Dataset excerpt
--
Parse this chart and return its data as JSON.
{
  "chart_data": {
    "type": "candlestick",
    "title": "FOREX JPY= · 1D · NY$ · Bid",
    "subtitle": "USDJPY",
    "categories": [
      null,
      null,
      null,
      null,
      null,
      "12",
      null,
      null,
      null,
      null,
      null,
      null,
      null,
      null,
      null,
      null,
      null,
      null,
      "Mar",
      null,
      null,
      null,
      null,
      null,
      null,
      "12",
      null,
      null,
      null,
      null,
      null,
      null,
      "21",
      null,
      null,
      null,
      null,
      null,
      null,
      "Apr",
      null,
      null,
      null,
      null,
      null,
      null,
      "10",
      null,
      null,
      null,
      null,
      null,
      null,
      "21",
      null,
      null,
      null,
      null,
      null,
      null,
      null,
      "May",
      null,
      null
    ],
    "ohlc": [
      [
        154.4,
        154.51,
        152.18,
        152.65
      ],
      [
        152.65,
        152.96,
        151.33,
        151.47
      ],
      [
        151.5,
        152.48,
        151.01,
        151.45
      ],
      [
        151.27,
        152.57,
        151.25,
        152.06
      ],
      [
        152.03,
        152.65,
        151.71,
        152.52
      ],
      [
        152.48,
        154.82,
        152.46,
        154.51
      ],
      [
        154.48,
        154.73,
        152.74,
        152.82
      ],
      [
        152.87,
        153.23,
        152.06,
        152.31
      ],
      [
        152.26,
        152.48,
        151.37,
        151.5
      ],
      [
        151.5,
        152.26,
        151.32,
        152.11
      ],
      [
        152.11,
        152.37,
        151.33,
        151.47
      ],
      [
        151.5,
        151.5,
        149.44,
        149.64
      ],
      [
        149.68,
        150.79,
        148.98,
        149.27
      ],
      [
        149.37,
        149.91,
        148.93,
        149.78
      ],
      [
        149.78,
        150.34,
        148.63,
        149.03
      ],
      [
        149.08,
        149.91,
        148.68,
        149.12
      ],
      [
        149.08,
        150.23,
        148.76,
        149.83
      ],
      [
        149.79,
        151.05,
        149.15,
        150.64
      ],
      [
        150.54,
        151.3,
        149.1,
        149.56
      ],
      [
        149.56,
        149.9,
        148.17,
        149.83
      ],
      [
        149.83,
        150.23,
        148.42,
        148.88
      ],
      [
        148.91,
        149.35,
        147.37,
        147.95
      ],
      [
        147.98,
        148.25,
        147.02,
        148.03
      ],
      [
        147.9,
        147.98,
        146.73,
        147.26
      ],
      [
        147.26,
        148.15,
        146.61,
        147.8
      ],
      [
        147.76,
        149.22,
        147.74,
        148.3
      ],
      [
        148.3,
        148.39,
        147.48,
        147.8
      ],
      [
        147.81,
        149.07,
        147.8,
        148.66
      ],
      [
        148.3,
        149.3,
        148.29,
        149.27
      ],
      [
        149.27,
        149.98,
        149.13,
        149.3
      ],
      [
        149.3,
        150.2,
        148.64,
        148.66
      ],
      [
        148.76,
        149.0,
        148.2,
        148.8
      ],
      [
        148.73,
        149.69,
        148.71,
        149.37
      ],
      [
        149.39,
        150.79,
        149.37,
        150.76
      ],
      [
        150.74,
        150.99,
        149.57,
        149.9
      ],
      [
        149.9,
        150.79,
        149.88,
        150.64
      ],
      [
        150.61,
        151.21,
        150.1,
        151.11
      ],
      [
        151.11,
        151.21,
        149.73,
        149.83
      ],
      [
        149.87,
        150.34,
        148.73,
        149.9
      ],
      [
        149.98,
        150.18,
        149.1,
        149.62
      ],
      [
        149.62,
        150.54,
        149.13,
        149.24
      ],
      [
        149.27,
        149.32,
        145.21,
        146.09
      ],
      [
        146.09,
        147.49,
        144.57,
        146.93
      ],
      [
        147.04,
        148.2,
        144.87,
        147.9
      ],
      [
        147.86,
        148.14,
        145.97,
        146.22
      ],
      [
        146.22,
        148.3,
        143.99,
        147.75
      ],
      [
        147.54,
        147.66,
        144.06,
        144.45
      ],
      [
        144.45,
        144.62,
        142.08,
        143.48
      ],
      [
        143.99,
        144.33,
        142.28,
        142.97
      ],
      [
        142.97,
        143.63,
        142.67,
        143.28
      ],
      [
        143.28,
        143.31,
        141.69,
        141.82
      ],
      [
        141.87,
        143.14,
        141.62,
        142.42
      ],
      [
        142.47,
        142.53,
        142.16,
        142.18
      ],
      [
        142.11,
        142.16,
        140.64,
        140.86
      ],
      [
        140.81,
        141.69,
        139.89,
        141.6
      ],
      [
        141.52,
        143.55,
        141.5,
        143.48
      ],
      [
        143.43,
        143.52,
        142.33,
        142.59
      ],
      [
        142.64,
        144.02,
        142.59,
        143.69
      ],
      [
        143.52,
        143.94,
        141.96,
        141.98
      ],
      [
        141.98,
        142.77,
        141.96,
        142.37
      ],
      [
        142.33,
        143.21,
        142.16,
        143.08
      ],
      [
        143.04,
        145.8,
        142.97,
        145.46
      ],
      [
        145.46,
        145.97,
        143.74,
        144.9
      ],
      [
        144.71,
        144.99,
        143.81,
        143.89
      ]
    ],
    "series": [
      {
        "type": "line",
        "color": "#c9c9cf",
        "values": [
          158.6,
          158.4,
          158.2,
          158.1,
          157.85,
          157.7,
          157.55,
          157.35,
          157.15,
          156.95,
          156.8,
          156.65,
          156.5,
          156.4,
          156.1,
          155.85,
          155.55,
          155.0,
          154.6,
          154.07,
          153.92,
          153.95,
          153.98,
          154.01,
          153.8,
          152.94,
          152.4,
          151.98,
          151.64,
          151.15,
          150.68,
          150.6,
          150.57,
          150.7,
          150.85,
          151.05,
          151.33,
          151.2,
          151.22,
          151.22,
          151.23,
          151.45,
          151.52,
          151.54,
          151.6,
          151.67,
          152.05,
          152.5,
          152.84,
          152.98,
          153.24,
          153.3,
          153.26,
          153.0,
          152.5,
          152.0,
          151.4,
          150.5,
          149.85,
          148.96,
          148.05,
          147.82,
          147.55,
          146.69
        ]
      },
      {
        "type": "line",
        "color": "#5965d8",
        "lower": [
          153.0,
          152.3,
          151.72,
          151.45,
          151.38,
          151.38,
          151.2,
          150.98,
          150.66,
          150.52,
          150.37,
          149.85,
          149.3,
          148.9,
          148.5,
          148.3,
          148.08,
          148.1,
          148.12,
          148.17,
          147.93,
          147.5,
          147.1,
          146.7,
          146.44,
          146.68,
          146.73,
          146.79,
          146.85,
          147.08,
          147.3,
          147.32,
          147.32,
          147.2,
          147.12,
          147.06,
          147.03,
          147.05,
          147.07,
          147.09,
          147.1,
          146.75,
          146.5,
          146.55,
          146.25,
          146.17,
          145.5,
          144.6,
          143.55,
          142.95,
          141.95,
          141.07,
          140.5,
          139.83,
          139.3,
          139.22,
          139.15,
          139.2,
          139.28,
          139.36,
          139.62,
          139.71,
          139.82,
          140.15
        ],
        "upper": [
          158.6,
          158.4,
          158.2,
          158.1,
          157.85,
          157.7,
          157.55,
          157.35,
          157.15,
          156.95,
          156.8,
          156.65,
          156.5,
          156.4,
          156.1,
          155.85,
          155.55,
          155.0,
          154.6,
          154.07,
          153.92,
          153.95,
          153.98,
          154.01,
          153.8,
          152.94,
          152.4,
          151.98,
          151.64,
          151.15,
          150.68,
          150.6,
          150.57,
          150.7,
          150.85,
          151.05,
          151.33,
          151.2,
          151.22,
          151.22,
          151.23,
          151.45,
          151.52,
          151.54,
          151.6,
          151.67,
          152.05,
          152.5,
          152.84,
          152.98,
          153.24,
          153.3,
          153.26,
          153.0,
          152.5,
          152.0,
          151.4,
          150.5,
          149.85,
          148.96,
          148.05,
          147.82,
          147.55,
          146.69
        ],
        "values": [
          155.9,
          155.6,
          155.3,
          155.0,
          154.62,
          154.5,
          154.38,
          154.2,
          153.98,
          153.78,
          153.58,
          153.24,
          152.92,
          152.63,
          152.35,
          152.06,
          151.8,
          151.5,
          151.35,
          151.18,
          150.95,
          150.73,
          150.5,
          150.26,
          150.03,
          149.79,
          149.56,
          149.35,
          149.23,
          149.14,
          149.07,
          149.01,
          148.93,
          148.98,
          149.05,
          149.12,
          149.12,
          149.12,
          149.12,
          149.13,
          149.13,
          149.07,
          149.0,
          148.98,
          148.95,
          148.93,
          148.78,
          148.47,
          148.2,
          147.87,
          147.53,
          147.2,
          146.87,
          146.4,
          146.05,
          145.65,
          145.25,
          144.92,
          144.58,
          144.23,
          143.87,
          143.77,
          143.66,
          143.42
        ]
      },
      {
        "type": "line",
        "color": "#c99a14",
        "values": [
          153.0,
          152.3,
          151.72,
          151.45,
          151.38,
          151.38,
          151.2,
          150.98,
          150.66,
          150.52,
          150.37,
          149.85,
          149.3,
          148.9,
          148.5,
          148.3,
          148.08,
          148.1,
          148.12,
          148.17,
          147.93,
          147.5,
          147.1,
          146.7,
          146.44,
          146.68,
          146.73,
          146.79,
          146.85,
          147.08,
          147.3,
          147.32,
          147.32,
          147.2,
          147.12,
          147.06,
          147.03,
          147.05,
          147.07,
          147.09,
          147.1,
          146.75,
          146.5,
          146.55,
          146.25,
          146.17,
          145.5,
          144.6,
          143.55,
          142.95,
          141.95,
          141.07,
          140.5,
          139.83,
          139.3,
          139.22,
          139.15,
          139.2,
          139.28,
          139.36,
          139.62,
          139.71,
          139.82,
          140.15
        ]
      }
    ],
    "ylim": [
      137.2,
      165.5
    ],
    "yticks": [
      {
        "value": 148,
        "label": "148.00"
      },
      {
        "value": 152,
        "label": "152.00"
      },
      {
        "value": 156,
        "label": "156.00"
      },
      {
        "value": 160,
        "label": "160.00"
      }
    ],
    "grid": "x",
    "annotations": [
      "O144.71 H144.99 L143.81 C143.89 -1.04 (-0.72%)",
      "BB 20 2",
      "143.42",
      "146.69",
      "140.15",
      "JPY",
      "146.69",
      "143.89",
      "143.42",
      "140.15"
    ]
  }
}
--
TASK PROMPT:
Count the lines of the data that contain the string "label", and reply with that number alone.

THE RESULT:
4